▶ [What is being asked]
Locate the lines of the listing below that hold "start", then copy each of them.

Dataset rows about figures:
....

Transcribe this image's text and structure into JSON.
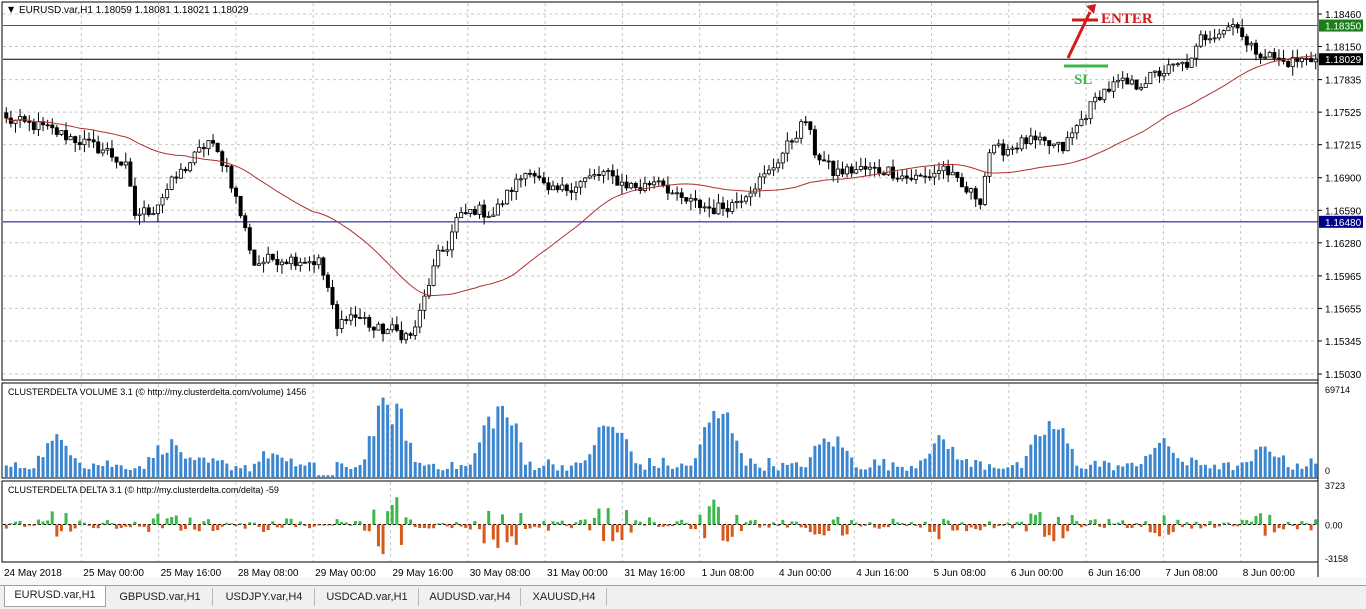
{
  "window": {
    "symbol_header": "EURUSD.var,H1  1.18059 1.18081 1.18021 1.18029"
  },
  "chart_data": [
    {
      "type": "candlestick",
      "symbol": "EURUSD.var,H1",
      "ohlc_header": {
        "open": 1.18059,
        "high": 1.18081,
        "low": 1.18021,
        "close": 1.18029
      },
      "y_ticks": [
        "1.18460",
        "1.18150",
        "1.17835",
        "1.17525",
        "1.17215",
        "1.16900",
        "1.16590",
        "1.16280",
        "1.15965",
        "1.15655",
        "1.15345",
        "1.15030"
      ],
      "ylim": [
        1.1503,
        1.1846
      ],
      "x_ticks": [
        "24 May 2018",
        "25 May 00:00",
        "25 May 16:00",
        "28 May 08:00",
        "29 May 00:00",
        "29 May 16:00",
        "30 May 08:00",
        "31 May 00:00",
        "31 May 16:00",
        "1 Jun 08:00",
        "4 Jun 00:00",
        "4 Jun 16:00",
        "5 Jun 08:00",
        "6 Jun 00:00",
        "6 Jun 16:00",
        "7 Jun 08:00",
        "8 Jun 00:00"
      ],
      "price_levels": [
        {
          "value": 1.1835,
          "label": "1.18350",
          "color": "#1a7f1a"
        },
        {
          "value": 1.18029,
          "label": "1.18029",
          "color": "#000000"
        },
        {
          "value": 1.1648,
          "label": "1.16480",
          "color": "#00008b"
        }
      ],
      "moving_average_color": "#b03030",
      "close_path": [
        [
          0,
          1.1745
        ],
        [
          8,
          1.1738
        ],
        [
          16,
          1.1725
        ],
        [
          22,
          1.1715
        ],
        [
          26,
          1.17
        ],
        [
          28,
          1.1655
        ],
        [
          32,
          1.166
        ],
        [
          36,
          1.1685
        ],
        [
          40,
          1.1705
        ],
        [
          44,
          1.1725
        ],
        [
          48,
          1.17
        ],
        [
          52,
          1.164
        ],
        [
          54,
          1.1608
        ],
        [
          58,
          1.1613
        ],
        [
          64,
          1.1612
        ],
        [
          68,
          1.161
        ],
        [
          70,
          1.1585
        ],
        [
          72,
          1.1545
        ],
        [
          74,
          1.156
        ],
        [
          78,
          1.1555
        ],
        [
          80,
          1.1545
        ],
        [
          84,
          1.1545
        ],
        [
          88,
          1.1538
        ],
        [
          90,
          1.156
        ],
        [
          92,
          1.159
        ],
        [
          94,
          1.1615
        ],
        [
          96,
          1.1625
        ],
        [
          98,
          1.165
        ],
        [
          102,
          1.166
        ],
        [
          106,
          1.1655
        ],
        [
          110,
          1.168
        ],
        [
          114,
          1.17
        ],
        [
          118,
          1.1675
        ],
        [
          122,
          1.168
        ],
        [
          126,
          1.1688
        ],
        [
          130,
          1.1694
        ],
        [
          134,
          1.1685
        ],
        [
          138,
          1.168
        ],
        [
          142,
          1.169
        ],
        [
          146,
          1.167
        ],
        [
          150,
          1.1665
        ],
        [
          154,
          1.166
        ],
        [
          158,
          1.1665
        ],
        [
          162,
          1.168
        ],
        [
          166,
          1.1695
        ],
        [
          170,
          1.172
        ],
        [
          174,
          1.1745
        ],
        [
          176,
          1.1715
        ],
        [
          180,
          1.1695
        ],
        [
          186,
          1.1698
        ],
        [
          192,
          1.1697
        ],
        [
          196,
          1.169
        ],
        [
          200,
          1.169
        ],
        [
          204,
          1.17
        ],
        [
          208,
          1.168
        ],
        [
          212,
          1.167
        ],
        [
          214,
          1.1715
        ],
        [
          218,
          1.1718
        ],
        [
          222,
          1.1725
        ],
        [
          226,
          1.1722
        ],
        [
          230,
          1.1718
        ],
        [
          234,
          1.1745
        ],
        [
          238,
          1.177
        ],
        [
          242,
          1.178
        ],
        [
          246,
          1.1778
        ],
        [
          250,
          1.1788
        ],
        [
          254,
          1.1795
        ],
        [
          258,
          1.18
        ],
        [
          260,
          1.1823
        ],
        [
          264,
          1.183
        ],
        [
          268,
          1.1838
        ],
        [
          270,
          1.1815
        ],
        [
          274,
          1.1808
        ],
        [
          278,
          1.18
        ],
        [
          282,
          1.1802
        ],
        [
          285,
          1.1803
        ]
      ],
      "annotations": [
        {
          "text": "ENTER",
          "color": "#d11a1a"
        },
        {
          "text": "SL",
          "color": "#3cb84a"
        }
      ]
    },
    {
      "type": "bar",
      "title": "CLUSTERDELTA VOLUME 3.1 (© http://my.clusterdelta.com/volume) 1456",
      "y_ticks": [
        "69714",
        "0"
      ],
      "ylim": [
        0,
        69714
      ],
      "color": "#3a86d0",
      "sessions": [
        {
          "start": 0,
          "peak": 0.5,
          "len": 24
        },
        {
          "start": 24,
          "peak": 0.45,
          "len": 24
        },
        {
          "start": 48,
          "peak": 0.33,
          "len": 20
        },
        {
          "start": 72,
          "peak": 0.95,
          "len": 24
        },
        {
          "start": 96,
          "peak": 0.92,
          "len": 24
        },
        {
          "start": 120,
          "peak": 0.7,
          "len": 24
        },
        {
          "start": 144,
          "peak": 0.85,
          "len": 24
        },
        {
          "start": 168,
          "peak": 0.52,
          "len": 24
        },
        {
          "start": 192,
          "peak": 0.48,
          "len": 24
        },
        {
          "start": 216,
          "peak": 0.7,
          "len": 24
        },
        {
          "start": 240,
          "peak": 0.45,
          "len": 24
        },
        {
          "start": 264,
          "peak": 0.4,
          "len": 22
        }
      ]
    },
    {
      "type": "bar",
      "title": "CLUSTERDELTA DELTA 3.1 (© http://my.clusterdelta.com/delta) -59",
      "y_ticks": [
        "3723",
        "0.00",
        "-3158"
      ],
      "ylim": [
        -3158,
        3723
      ],
      "colors": {
        "positive": "#3cb84a",
        "negative": "#d8581c"
      }
    }
  ],
  "tabs": [
    {
      "label": "EURUSD.var,H1",
      "active": true
    },
    {
      "label": "GBPUSD.var,H1",
      "active": false
    },
    {
      "label": "USDJPY.var,H4",
      "active": false
    },
    {
      "label": "USDCAD.var,H1",
      "active": false
    },
    {
      "label": "AUDUSD.var,H4",
      "active": false
    },
    {
      "label": "XAUUSD,H4",
      "active": false
    }
  ]
}
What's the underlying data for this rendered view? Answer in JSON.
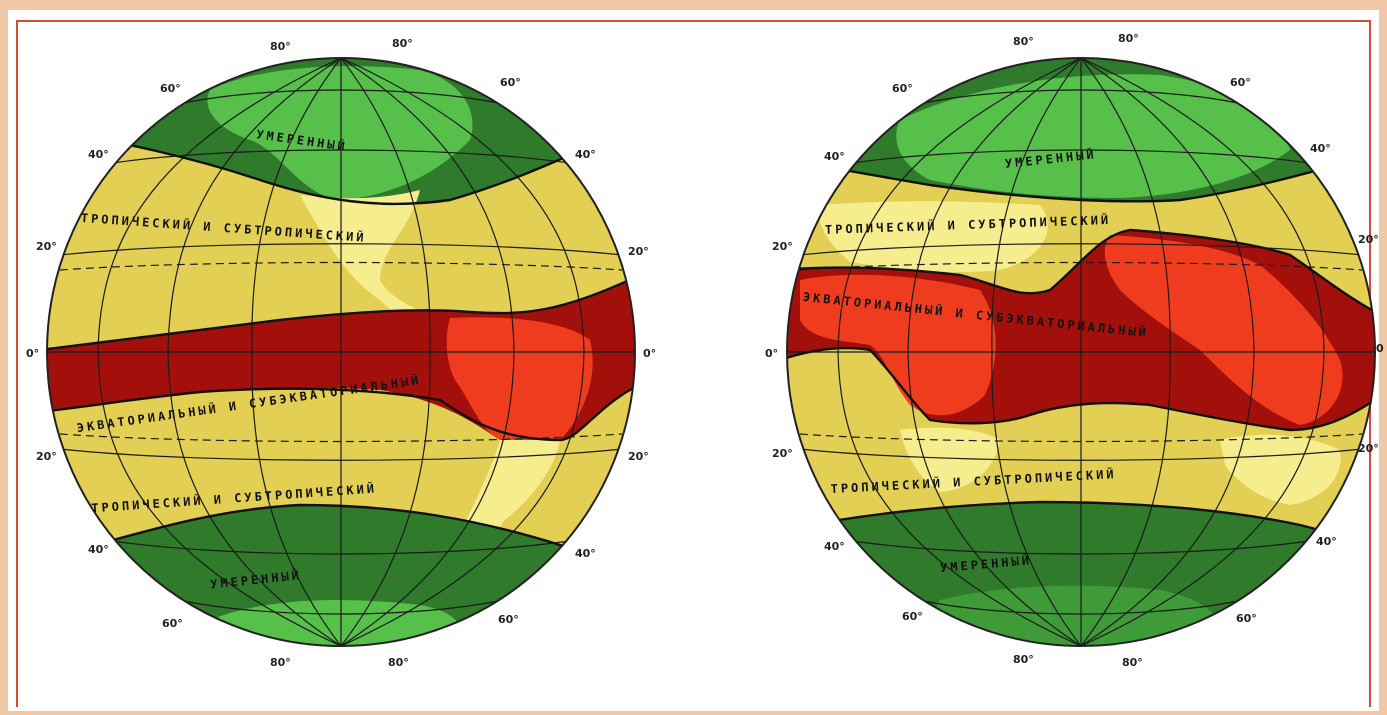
{
  "colors": {
    "cold_zone_dark": "#2f7a2b",
    "cold_zone_light": "#56c04a",
    "subtropical_zone": "#e2cf54",
    "equatorial_zone_dark": "#a30f0a",
    "equatorial_zone_light": "#f03c1e",
    "land_pale": "#f6ee8e",
    "frame_border": "#f2c9a6",
    "frame_line": "#d64a3a"
  },
  "globes": [
    {
      "id": "western",
      "lat_labels": {
        "north_80_left": "80°",
        "north_80_right": "80°",
        "north_60_left": "60°",
        "north_60_right": "60°",
        "north_40_left": "40°",
        "north_40_right": "40°",
        "north_20_left": "20°",
        "north_20_right": "20°",
        "equator_left": "0°",
        "equator_right": "0°",
        "south_20_left": "20°",
        "south_20_right": "20°",
        "south_40_left": "40°",
        "south_40_right": "40°",
        "south_60_left": "60°",
        "south_60_right": "60°",
        "south_80_left": "80°",
        "south_80_right": "80°"
      },
      "zone_labels": {
        "north_temperate": "УМЕРЕННЫЙ",
        "north_subtropical": "ТРОПИЧЕСКИЙ И СУБТРОПИЧЕСКИЙ",
        "equatorial": "ЭКВАТОРИАЛЬНЫЙ И СУБЭКВАТОРИАЛЬНЫЙ",
        "south_subtropical": "ТРОПИЧЕСКИЙ И СУБТРОПИЧЕСКИЙ",
        "south_temperate": "УМЕРЕННЫЙ"
      }
    },
    {
      "id": "eastern",
      "lat_labels": {
        "north_80_left": "80°",
        "north_80_right": "80°",
        "north_60_left": "60°",
        "north_60_right": "60°",
        "north_40_left": "40°",
        "north_40_right": "40°",
        "north_20_left": "20°",
        "north_20_right": "20°",
        "equator_left": "0°",
        "equator_right": "0",
        "south_20_left": "20°",
        "south_20_right": "20°",
        "south_40_left": "40°",
        "south_40_right": "40°",
        "south_60_left": "60°",
        "south_60_right": "60°",
        "south_80_left": "80°",
        "south_80_right": "80°"
      },
      "zone_labels": {
        "north_temperate": "УМЕРЕННЫЙ",
        "north_subtropical": "ТРОПИЧЕСКИЙ И СУБТРОПИЧЕСКИЙ",
        "equatorial": "ЭКВАТОРИАЛЬНЫЙ И СУБЭКВАТОРИАЛЬНЫЙ",
        "south_subtropical": "ТРОПИЧЕСКИЙ И СУБТРОПИЧЕСКИЙ",
        "south_temperate": "УМЕРЕННЫЙ"
      }
    }
  ]
}
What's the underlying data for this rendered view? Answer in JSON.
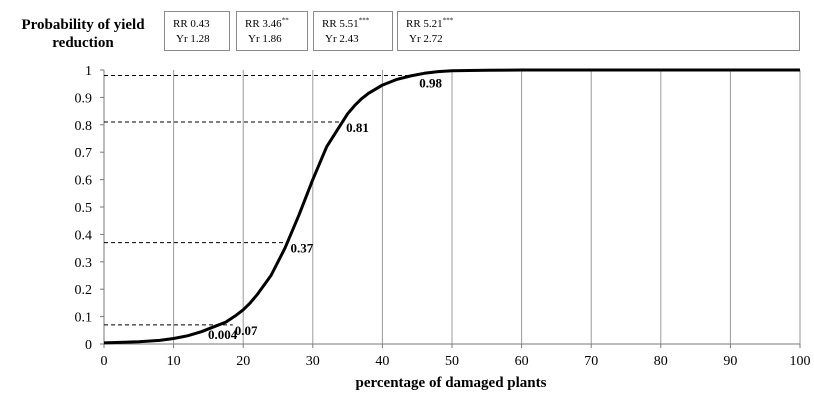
{
  "chart_data": {
    "type": "line",
    "ylabel": "Probability of yield reduction",
    "xlabel": "percentage of damaged plants",
    "xlim": [
      0,
      100
    ],
    "ylim": [
      0,
      1
    ],
    "x_ticks": [
      "0",
      "10",
      "20",
      "30",
      "40",
      "50",
      "60",
      "70",
      "80",
      "90",
      "100"
    ],
    "y_ticks": [
      "0",
      "0.1",
      "0.2",
      "0.3",
      "0.4",
      "0.5",
      "0.6",
      "0.7",
      "0.8",
      "0.9",
      "1"
    ],
    "grid": "vertical",
    "series": [
      {
        "x": [
          0,
          5,
          8,
          10,
          12,
          14,
          16,
          17.5,
          19,
          20,
          21,
          22,
          24,
          26,
          28,
          30,
          32,
          34,
          35,
          36,
          37,
          38,
          40,
          42,
          44,
          46,
          48,
          50,
          55,
          60,
          70,
          80,
          90,
          100
        ],
        "y": [
          0.004,
          0.008,
          0.013,
          0.02,
          0.03,
          0.045,
          0.065,
          0.08,
          0.105,
          0.125,
          0.15,
          0.18,
          0.25,
          0.35,
          0.47,
          0.6,
          0.72,
          0.8,
          0.84,
          0.87,
          0.895,
          0.915,
          0.945,
          0.965,
          0.978,
          0.988,
          0.994,
          0.997,
          0.999,
          1.0,
          1.0,
          1.0,
          1.0,
          1.0
        ]
      }
    ],
    "annotations": [
      {
        "label": "0.004",
        "x": 0,
        "y": 0.004
      },
      {
        "label": "0.07",
        "x": 18.5,
        "y": 0.07
      },
      {
        "label": "0.37",
        "x": 26.5,
        "y": 0.37
      },
      {
        "label": "0.81",
        "x": 34.5,
        "y": 0.81
      },
      {
        "label": "0.98",
        "x": 45,
        "y": 0.98
      }
    ],
    "risk_boxes": [
      {
        "rr": "RR 0.43",
        "sig": "",
        "yr": "Yr  1.28"
      },
      {
        "rr": "RR 3.46",
        "sig": "**",
        "yr": "Yr  1.86"
      },
      {
        "rr": "RR 5.51",
        "sig": "***",
        "yr": "Yr  2.43"
      },
      {
        "rr": "RR 5.21",
        "sig": "***",
        "yr": "Yr  2.72"
      }
    ]
  }
}
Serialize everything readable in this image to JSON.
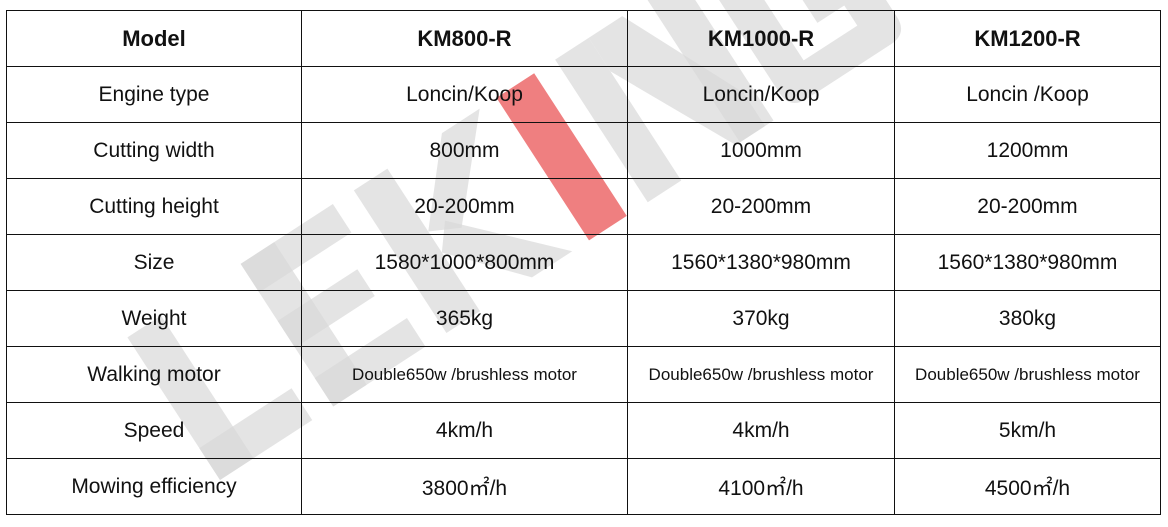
{
  "watermark": {
    "text": "LEKING",
    "color": "#d9d9d9",
    "accent_color": "#e8494a"
  },
  "table": {
    "header": [
      "Model",
      "KM800-R",
      "KM1000-R",
      "KM1200-R"
    ],
    "rows": [
      [
        "Engine type",
        "Loncin/Koop",
        "Loncin/Koop",
        "Loncin /Koop"
      ],
      [
        "Cutting width",
        "800mm",
        "1000mm",
        "1200mm"
      ],
      [
        "Cutting height",
        "20-200mm",
        "20-200mm",
        "20-200mm"
      ],
      [
        "Size",
        "1580*1000*800mm",
        "1560*1380*980mm",
        "1560*1380*980mm"
      ],
      [
        "Weight",
        "365kg",
        "370kg",
        "380kg"
      ],
      [
        "Walking motor",
        "Double650w /brushless motor",
        "Double650w /brushless motor",
        "Double650w /brushless motor"
      ],
      [
        "Speed",
        "4km/h",
        "4km/h",
        "5km/h"
      ],
      [
        "Mowing efficiency",
        "3800㎡/h",
        "4100㎡/h",
        "4500㎡/h"
      ]
    ]
  }
}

....

▶ [Task output]
          "start": 0,
          "start": 24,
          "start": 48,
          "start": 72,
          "start": 96,
          "start": 120,
          "start": 144,
          "start": 168,
          "start": 192,
          "start": 216,
          "start": 240,
          "start": 264,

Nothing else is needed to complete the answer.